**Work instructions**.
Quote the entries in full, character for character, without their images.

**Record extracts**.
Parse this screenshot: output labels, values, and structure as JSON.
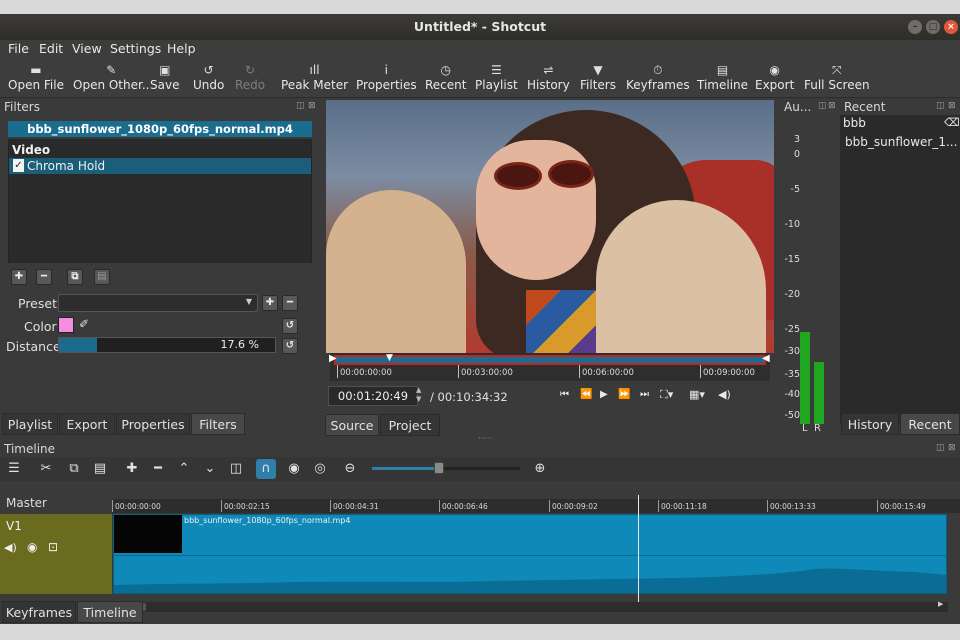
{
  "window": {
    "title": "Untitled* - Shotcut"
  },
  "menu": [
    "File",
    "Edit",
    "View",
    "Settings",
    "Help"
  ],
  "toolbar": [
    {
      "label": "Open File",
      "icon": "folder-icon",
      "glyph": "▬",
      "enabled": true
    },
    {
      "label": "Open Other..",
      "icon": "open-other-icon",
      "glyph": "✎",
      "enabled": true
    },
    {
      "label": "Save",
      "icon": "save-icon",
      "glyph": "▣",
      "enabled": true
    },
    {
      "label": "Undo",
      "icon": "undo-icon",
      "glyph": "↺",
      "enabled": true
    },
    {
      "label": "Redo",
      "icon": "redo-icon",
      "glyph": "↻",
      "enabled": false
    },
    {
      "label": "Peak Meter",
      "icon": "peak-meter-icon",
      "glyph": "ıll",
      "enabled": true
    },
    {
      "label": "Properties",
      "icon": "info-icon",
      "glyph": "i",
      "enabled": true
    },
    {
      "label": "Recent",
      "icon": "clock-icon",
      "glyph": "◷",
      "enabled": true
    },
    {
      "label": "Playlist",
      "icon": "playlist-icon",
      "glyph": "☰",
      "enabled": true
    },
    {
      "label": "History",
      "icon": "history-icon",
      "glyph": "⇌",
      "enabled": true
    },
    {
      "label": "Filters",
      "icon": "funnel-icon",
      "glyph": "▼",
      "enabled": true
    },
    {
      "label": "Keyframes",
      "icon": "stopwatch-icon",
      "glyph": "⏱",
      "enabled": true
    },
    {
      "label": "Timeline",
      "icon": "timeline-icon",
      "glyph": "▤",
      "enabled": true
    },
    {
      "label": "Export",
      "icon": "export-icon",
      "glyph": "◉",
      "enabled": true
    },
    {
      "label": "Full Screen",
      "icon": "fullscreen-icon",
      "glyph": "⤧",
      "enabled": true
    }
  ],
  "filters_panel": {
    "title": "Filters",
    "clip_name": "bbb_sunflower_1080p_60fps_normal.mp4",
    "section": "Video",
    "items": [
      {
        "label": "Chroma Hold",
        "checked": true
      }
    ],
    "preset_label": "Preset",
    "preset_value": "",
    "color_label": "Color",
    "color_value": "#f48ce0",
    "distance_label": "Distance",
    "distance_value": "17.6 %",
    "distance_fraction": 0.176
  },
  "left_tabs": [
    {
      "label": "Playlist",
      "active": false
    },
    {
      "label": "Export",
      "active": false
    },
    {
      "label": "Properties",
      "active": false
    },
    {
      "label": "Filters",
      "active": true
    }
  ],
  "player": {
    "ruler_ticks": [
      "00:00:00:00",
      "00:03:00:00",
      "00:06:00:00",
      "00:09:00:00"
    ],
    "position": "00:01:20:49",
    "duration": "/ 00:10:34:32",
    "source_tabs": [
      {
        "label": "Source",
        "active": true
      },
      {
        "label": "Project",
        "active": false
      }
    ]
  },
  "audio": {
    "title": "Au...",
    "scale": [
      "3",
      "0",
      "-5",
      "-10",
      "-15",
      "-20",
      "-25",
      "-30",
      "-35",
      "-40",
      "-50"
    ],
    "channels": [
      {
        "label": "L",
        "level_db": -29
      },
      {
        "label": "R",
        "level_db": -34
      }
    ]
  },
  "recent_panel": {
    "title": "Recent",
    "search": "bbb",
    "items": [
      "bbb_sunflower_1..."
    ],
    "tabs": [
      {
        "label": "History",
        "active": false
      },
      {
        "label": "Recent",
        "active": true
      }
    ]
  },
  "timeline": {
    "title": "Timeline",
    "master_label": "Master",
    "track_name": "V1",
    "ticks": [
      "00:00:00:00",
      "00:00:02:15",
      "00:00:04:31",
      "00:00:06:46",
      "00:00:09:02",
      "00:00:11:18",
      "00:00:13:33",
      "00:00:15:49"
    ],
    "clip_name": "bbb_sunflower_1080p_60fps_normal.mp4",
    "playhead_time_fraction": 0.63,
    "zoom_fraction": 0.45
  },
  "bottom_tabs": [
    {
      "label": "Keyframes",
      "active": false
    },
    {
      "label": "Timeline",
      "active": true
    }
  ],
  "colors": {
    "accent": "#1b6d8f",
    "clip_blue": "#0f8ab8",
    "track_olive": "#6b6b20",
    "meter_green": "#1faa1f",
    "playhead_red": "#d42a2a"
  }
}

**Response to the exercise**.
Parse this screenshot: output labels, values, and structure as JSON.
{
  "window": {
    "title": "Untitled* - Shotcut"
  },
  "menu": [
    "File",
    "Edit",
    "View",
    "Settings",
    "Help"
  ],
  "toolbar": [
    {
      "label": "Open File",
      "icon": "folder-icon",
      "glyph": "▬",
      "enabled": true
    },
    {
      "label": "Open Other..",
      "icon": "open-other-icon",
      "glyph": "✎",
      "enabled": true
    },
    {
      "label": "Save",
      "icon": "save-icon",
      "glyph": "▣",
      "enabled": true
    },
    {
      "label": "Undo",
      "icon": "undo-icon",
      "glyph": "↺",
      "enabled": true
    },
    {
      "label": "Redo",
      "icon": "redo-icon",
      "glyph": "↻",
      "enabled": false
    },
    {
      "label": "Peak Meter",
      "icon": "peak-meter-icon",
      "glyph": "ıll",
      "enabled": true
    },
    {
      "label": "Properties",
      "icon": "info-icon",
      "glyph": "i",
      "enabled": true
    },
    {
      "label": "Recent",
      "icon": "clock-icon",
      "glyph": "◷",
      "enabled": true
    },
    {
      "label": "Playlist",
      "icon": "playlist-icon",
      "glyph": "☰",
      "enabled": true
    },
    {
      "label": "History",
      "icon": "history-icon",
      "glyph": "⇌",
      "enabled": true
    },
    {
      "label": "Filters",
      "icon": "funnel-icon",
      "glyph": "▼",
      "enabled": true
    },
    {
      "label": "Keyframes",
      "icon": "stopwatch-icon",
      "glyph": "⏱",
      "enabled": true
    },
    {
      "label": "Timeline",
      "icon": "timeline-icon",
      "glyph": "▤",
      "enabled": true
    },
    {
      "label": "Export",
      "icon": "export-icon",
      "glyph": "◉",
      "enabled": true
    },
    {
      "label": "Full Screen",
      "icon": "fullscreen-icon",
      "glyph": "⤧",
      "enabled": true
    }
  ],
  "filters_panel": {
    "title": "Filters",
    "clip_name": "bbb_sunflower_1080p_60fps_normal.mp4",
    "section": "Video",
    "items": [
      {
        "label": "Chroma Hold",
        "checked": true
      }
    ],
    "preset_label": "Preset",
    "preset_value": "",
    "color_label": "Color",
    "color_value": "#f48ce0",
    "distance_label": "Distance",
    "distance_value": "17.6 %",
    "distance_fraction": 0.176
  },
  "left_tabs": [
    {
      "label": "Playlist",
      "active": false
    },
    {
      "label": "Export",
      "active": false
    },
    {
      "label": "Properties",
      "active": false
    },
    {
      "label": "Filters",
      "active": true
    }
  ],
  "player": {
    "ruler_ticks": [
      "00:00:00:00",
      "00:03:00:00",
      "00:06:00:00",
      "00:09:00:00"
    ],
    "position": "00:01:20:49",
    "duration": "/ 00:10:34:32",
    "source_tabs": [
      {
        "label": "Source",
        "active": true
      },
      {
        "label": "Project",
        "active": false
      }
    ]
  },
  "audio": {
    "title": "Au...",
    "scale": [
      "3",
      "0",
      "-5",
      "-10",
      "-15",
      "-20",
      "-25",
      "-30",
      "-35",
      "-40",
      "-50"
    ],
    "channels": [
      {
        "label": "L",
        "level_db": -29
      },
      {
        "label": "R",
        "level_db": -34
      }
    ]
  },
  "recent_panel": {
    "title": "Recent",
    "search": "bbb",
    "items": [
      "bbb_sunflower_1..."
    ],
    "tabs": [
      {
        "label": "History",
        "active": false
      },
      {
        "label": "Recent",
        "active": true
      }
    ]
  },
  "timeline": {
    "title": "Timeline",
    "master_label": "Master",
    "track_name": "V1",
    "ticks": [
      "00:00:00:00",
      "00:00:02:15",
      "00:00:04:31",
      "00:00:06:46",
      "00:00:09:02",
      "00:00:11:18",
      "00:00:13:33",
      "00:00:15:49"
    ],
    "clip_name": "bbb_sunflower_1080p_60fps_normal.mp4",
    "playhead_time_fraction": 0.63,
    "zoom_fraction": 0.45
  },
  "bottom_tabs": [
    {
      "label": "Keyframes",
      "active": false
    },
    {
      "label": "Timeline",
      "active": true
    }
  ],
  "colors": {
    "accent": "#1b6d8f",
    "clip_blue": "#0f8ab8",
    "track_olive": "#6b6b20",
    "meter_green": "#1faa1f",
    "playhead_red": "#d42a2a"
  }
}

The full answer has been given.